— EXERCISE OBJECTIVE —
Find the lines holding the string "that" in the data, then copy all of them.

* * * * *

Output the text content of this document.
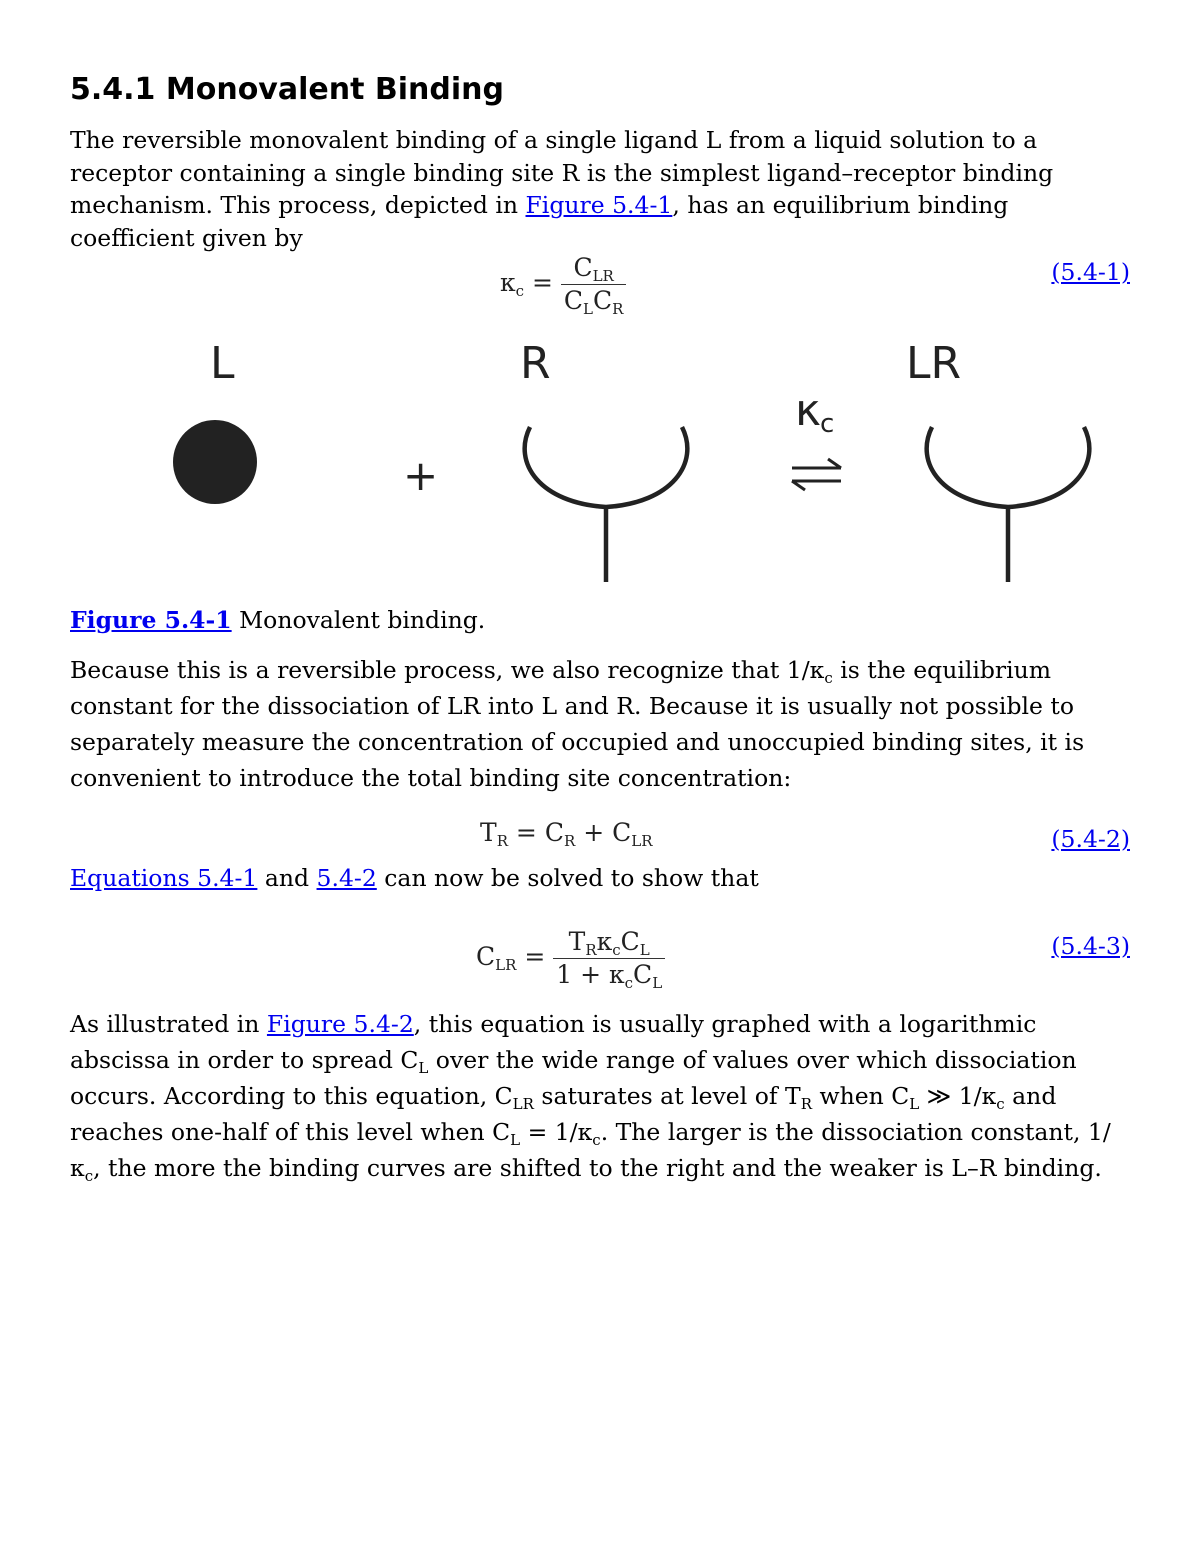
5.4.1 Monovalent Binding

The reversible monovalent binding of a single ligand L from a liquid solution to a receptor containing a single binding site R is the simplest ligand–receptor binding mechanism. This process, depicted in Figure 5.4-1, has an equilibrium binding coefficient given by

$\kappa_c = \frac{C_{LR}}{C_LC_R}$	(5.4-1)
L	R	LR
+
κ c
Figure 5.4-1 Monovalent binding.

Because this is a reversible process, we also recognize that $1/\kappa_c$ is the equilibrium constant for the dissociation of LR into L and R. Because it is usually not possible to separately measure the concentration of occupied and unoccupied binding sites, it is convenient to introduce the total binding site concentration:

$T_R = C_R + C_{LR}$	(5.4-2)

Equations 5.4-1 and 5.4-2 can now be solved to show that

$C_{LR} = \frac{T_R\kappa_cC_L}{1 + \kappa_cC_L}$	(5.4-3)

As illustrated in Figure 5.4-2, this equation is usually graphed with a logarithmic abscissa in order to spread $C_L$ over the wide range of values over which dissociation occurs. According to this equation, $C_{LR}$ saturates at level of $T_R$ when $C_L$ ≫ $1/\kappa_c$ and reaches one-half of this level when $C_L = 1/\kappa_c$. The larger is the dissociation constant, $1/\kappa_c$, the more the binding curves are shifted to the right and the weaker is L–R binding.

* * * * *

— RESPONSE TO THIS EXERCISE —
Because this is a reversible process, we also recognize that $1/\kappa_c$ is the equilibrium constant for the dissociation of LR into L and R. Because it is usually not possible to separately measure the concentration of occupied and unoccupied binding sites, it is convenient to introduce the total binding site concentration:
Equations 5.4-1 and 5.4-2 can now be solved to show that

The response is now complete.